[Items listed in a dataset]

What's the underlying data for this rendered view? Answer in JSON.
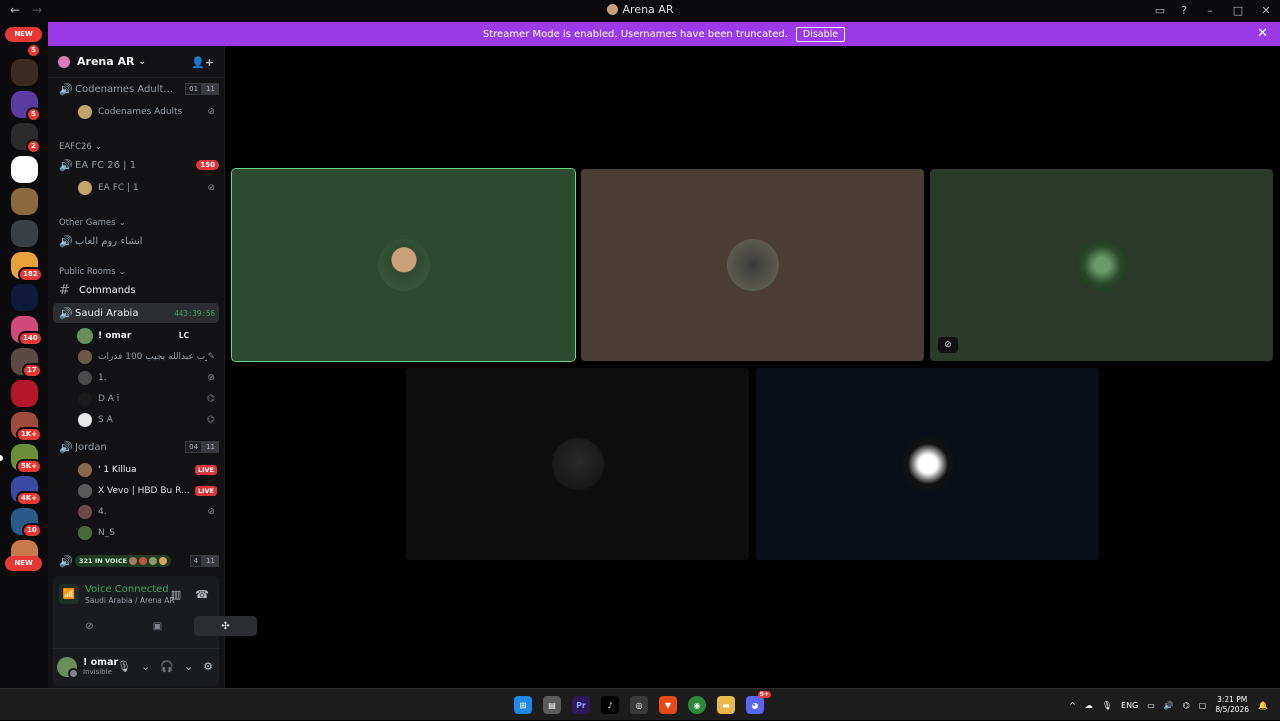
{
  "window": {
    "title": "Arena AR"
  },
  "banner": {
    "message": "Streamer Mode is enabled. Usernames have been truncated.",
    "disable_label": "Disable"
  },
  "rail": {
    "new_label": "NEW",
    "badges": [
      "5",
      "5",
      "2",
      "182",
      "140",
      "17",
      "1K+",
      "5K+",
      "4K+",
      "10"
    ]
  },
  "guild": {
    "name": "Arena AR"
  },
  "channels": {
    "codenames": {
      "name": "Codenames Adult...",
      "count_a": "01",
      "count_b": "11",
      "user": "Codenames Adults"
    },
    "cat_eafc": "EAFC26",
    "eafc": {
      "name": "EA FC 26 | 1",
      "count": "150",
      "user": "EA FC | 1"
    },
    "cat_other": "Other Games",
    "arabic": {
      "name": "انشاء روم العاب"
    },
    "cat_public": "Public Rooms",
    "commands": {
      "name": "Commands"
    },
    "saudi": {
      "name": "Saudi Arabia",
      "timer": "443:39:56"
    },
    "saudi_users": [
      "! omar",
      "يارب عبدالله يجيب 100 فدرات !",
      "1.",
      "D A i",
      "S A"
    ],
    "omar_tag": "LC",
    "jordan": {
      "name": "Jordan",
      "count_a": "04",
      "count_b": "11"
    },
    "jordan_users": [
      "' 1 Killua",
      "Ⅹ Vevo | HBD Bu R...",
      "4.",
      "N_S"
    ],
    "live_label": "LIVE",
    "invoice": {
      "label": "321 IN VOICE",
      "count_a": "4",
      "count_b": "11"
    }
  },
  "voice": {
    "status": "Voice Connected",
    "location": "Saudi Arabia / Arena AR"
  },
  "user": {
    "name": "! omar",
    "status": "Invisible"
  },
  "taskbar": {
    "lang": "ENG",
    "time": "3:21 PM",
    "date": "8/5/2026",
    "apps": [
      "Pr",
      "9+"
    ]
  },
  "colors": {
    "accent_banner": "#9b3ae8",
    "voice_green": "#3ba55d",
    "live_red": "#da373c"
  }
}
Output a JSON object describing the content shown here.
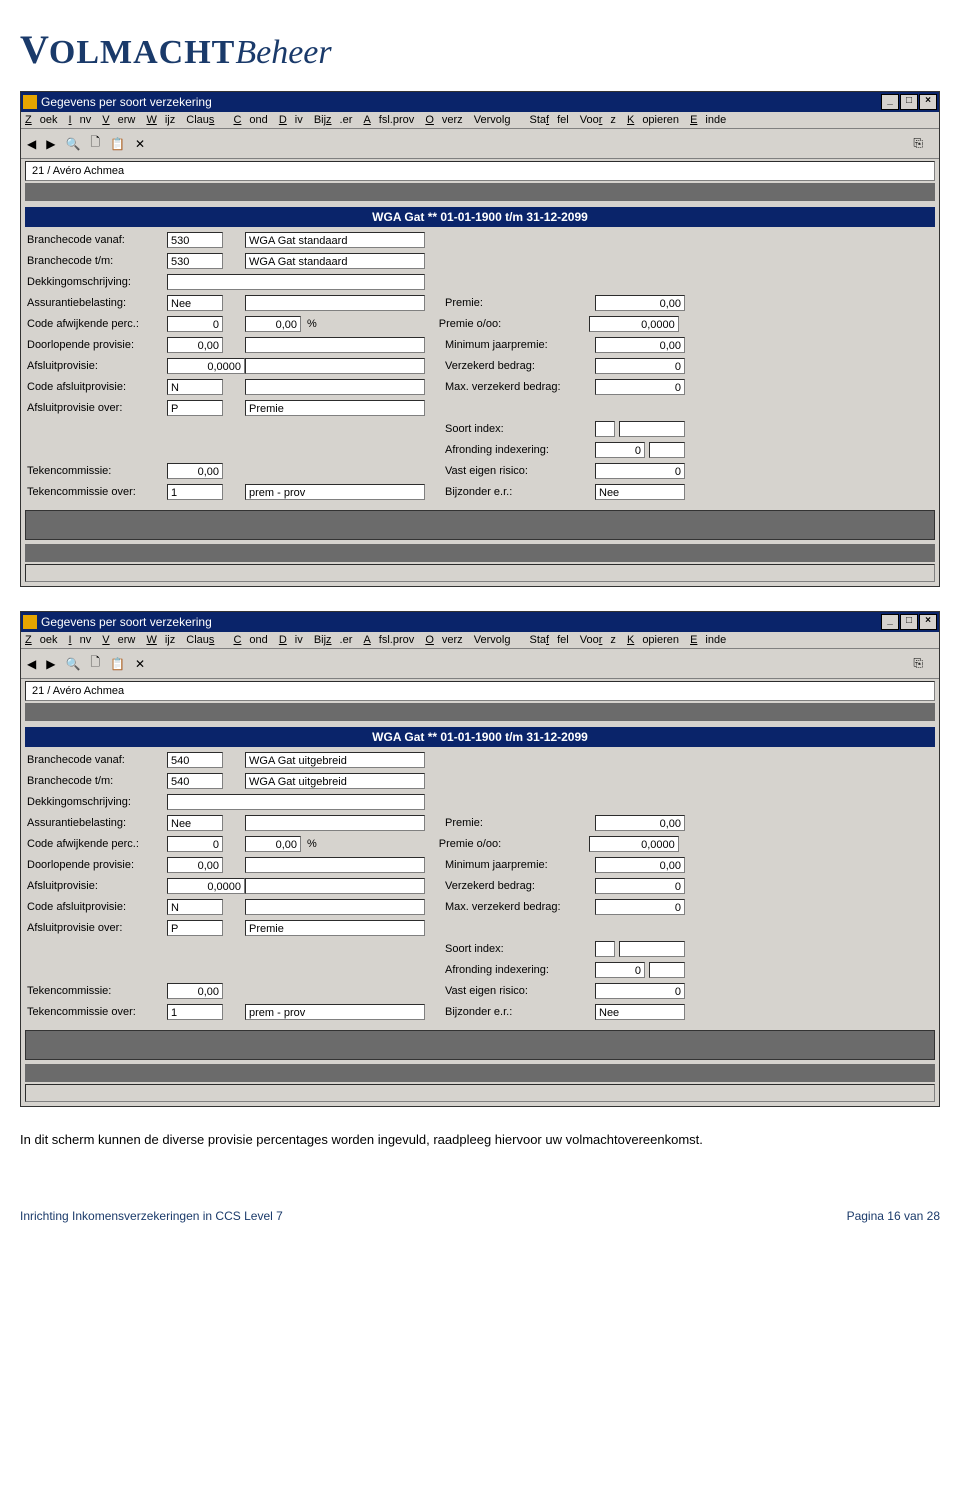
{
  "logo": {
    "volmacht": "OLMACHT",
    "beheer": "Beheer"
  },
  "menu": [
    "Zoek",
    "Inv",
    "Verw",
    "Wijz",
    "Claus",
    "Cond",
    "Div",
    "Bijz.er",
    "Afsl.prov",
    "Overz",
    "Vervolg",
    "Staffel",
    "Voorz",
    "Kopieren",
    "Einde"
  ],
  "toolbar_icons": [
    "◀",
    "▶",
    "🔍",
    "🗋",
    "📋",
    "✕",
    "⎘"
  ],
  "labels": {
    "branchecode_vanaf": "Branchecode vanaf:",
    "branchecode_tm": "Branchecode t/m:",
    "dekkingomschrijving": "Dekkingomschrijving:",
    "assurantiebelasting": "Assurantiebelasting:",
    "code_afwijkende_perc": "Code afwijkende perc.:",
    "doorlopende_provisie": "Doorlopende provisie:",
    "afsluitprovisie": "Afsluitprovisie:",
    "code_afsluitprovisie": "Code afsluitprovisie:",
    "afsluitprovisie_over": "Afsluitprovisie over:",
    "tekencommissie": "Tekencommissie:",
    "tekencommissie_over": "Tekencommissie over:",
    "premie": "Premie:",
    "premie_ooo": "Premie o/oo:",
    "minimum_jaarpremie": "Minimum jaarpremie:",
    "verzekerd_bedrag": "Verzekerd bedrag:",
    "max_verzekerd_bedrag": "Max. verzekerd bedrag:",
    "soort_index": "Soort index:",
    "afronding_indexering": "Afronding indexering:",
    "vast_eigen_risico": "Vast eigen risico:",
    "bijzonder_er": "Bijzonder e.r.:",
    "percent": "%"
  },
  "windows": [
    {
      "title": "Gegevens per soort verzekering",
      "crumb": "21 / Avéro Achmea",
      "section": "WGA Gat ** 01-01-1900 t/m 31-12-2099",
      "fields": {
        "branchecode_vanaf": "530",
        "branche_vanaf_naam": "WGA Gat standaard",
        "branchecode_tm": "530",
        "branche_tm_naam": "WGA Gat standaard",
        "dekkingomschrijving": "",
        "assurantiebelasting": "Nee",
        "assurantiebelasting_extra": "",
        "code_afwijkende_perc": "0",
        "code_afw_pct": "0,00",
        "doorlopende_provisie": "0,00",
        "doorlopende_provisie_extra": "",
        "afsluitprovisie": "0,0000",
        "afsluitprovisie_extra": "",
        "code_afsluitprovisie": "N",
        "code_afsluitprov_extra": "",
        "afsluitprovisie_over": "P",
        "afsluitprovisie_over_naam": "Premie",
        "tekencommissie": "0,00",
        "tekencommissie_over": "1",
        "tekencommissie_over_naam": "prem - prov",
        "premie": "0,00",
        "premie_ooo": "0,0000",
        "minimum_jaarpremie": "0,00",
        "verzekerd_bedrag": "0",
        "max_verzekerd_bedrag": "0",
        "soort_index_a": "",
        "soort_index_b": "",
        "afronding_indexering": "0",
        "afronding_indexering_b": "",
        "vast_eigen_risico": "0",
        "bijzonder_er": "Nee"
      }
    },
    {
      "title": "Gegevens per soort verzekering",
      "crumb": "21 / Avéro Achmea",
      "section": "WGA Gat ** 01-01-1900 t/m 31-12-2099",
      "fields": {
        "branchecode_vanaf": "540",
        "branche_vanaf_naam": "WGA Gat uitgebreid",
        "branchecode_tm": "540",
        "branche_tm_naam": "WGA Gat uitgebreid",
        "dekkingomschrijving": "",
        "assurantiebelasting": "Nee",
        "assurantiebelasting_extra": "",
        "code_afwijkende_perc": "0",
        "code_afw_pct": "0,00",
        "doorlopende_provisie": "0,00",
        "doorlopende_provisie_extra": "",
        "afsluitprovisie": "0,0000",
        "afsluitprovisie_extra": "",
        "code_afsluitprovisie": "N",
        "code_afsluitprov_extra": "",
        "afsluitprovisie_over": "P",
        "afsluitprovisie_over_naam": "Premie",
        "tekencommissie": "0,00",
        "tekencommissie_over": "1",
        "tekencommissie_over_naam": "prem - prov",
        "premie": "0,00",
        "premie_ooo": "0,0000",
        "minimum_jaarpremie": "0,00",
        "verzekerd_bedrag": "0",
        "max_verzekerd_bedrag": "0",
        "soort_index_a": "",
        "soort_index_b": "",
        "afronding_indexering": "0",
        "afronding_indexering_b": "",
        "vast_eigen_risico": "0",
        "bijzonder_er": "Nee"
      }
    }
  ],
  "caption": "In dit scherm kunnen de diverse provisie percentages worden ingevuld, raadpleeg hiervoor uw volmachtovereenkomst.",
  "footer": {
    "left": "Inrichting Inkomensverzekeringen in CCS Level 7",
    "right": "Pagina 16 van 28"
  }
}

## PROBLEM TO WORK ON
Find each line with the string "Arena" and copy it out.

## EXPECTED ANSWER
    "title": "Arena AR"
    "name": "Arena AR"
    "location": "Saudi Arabia / Arena AR"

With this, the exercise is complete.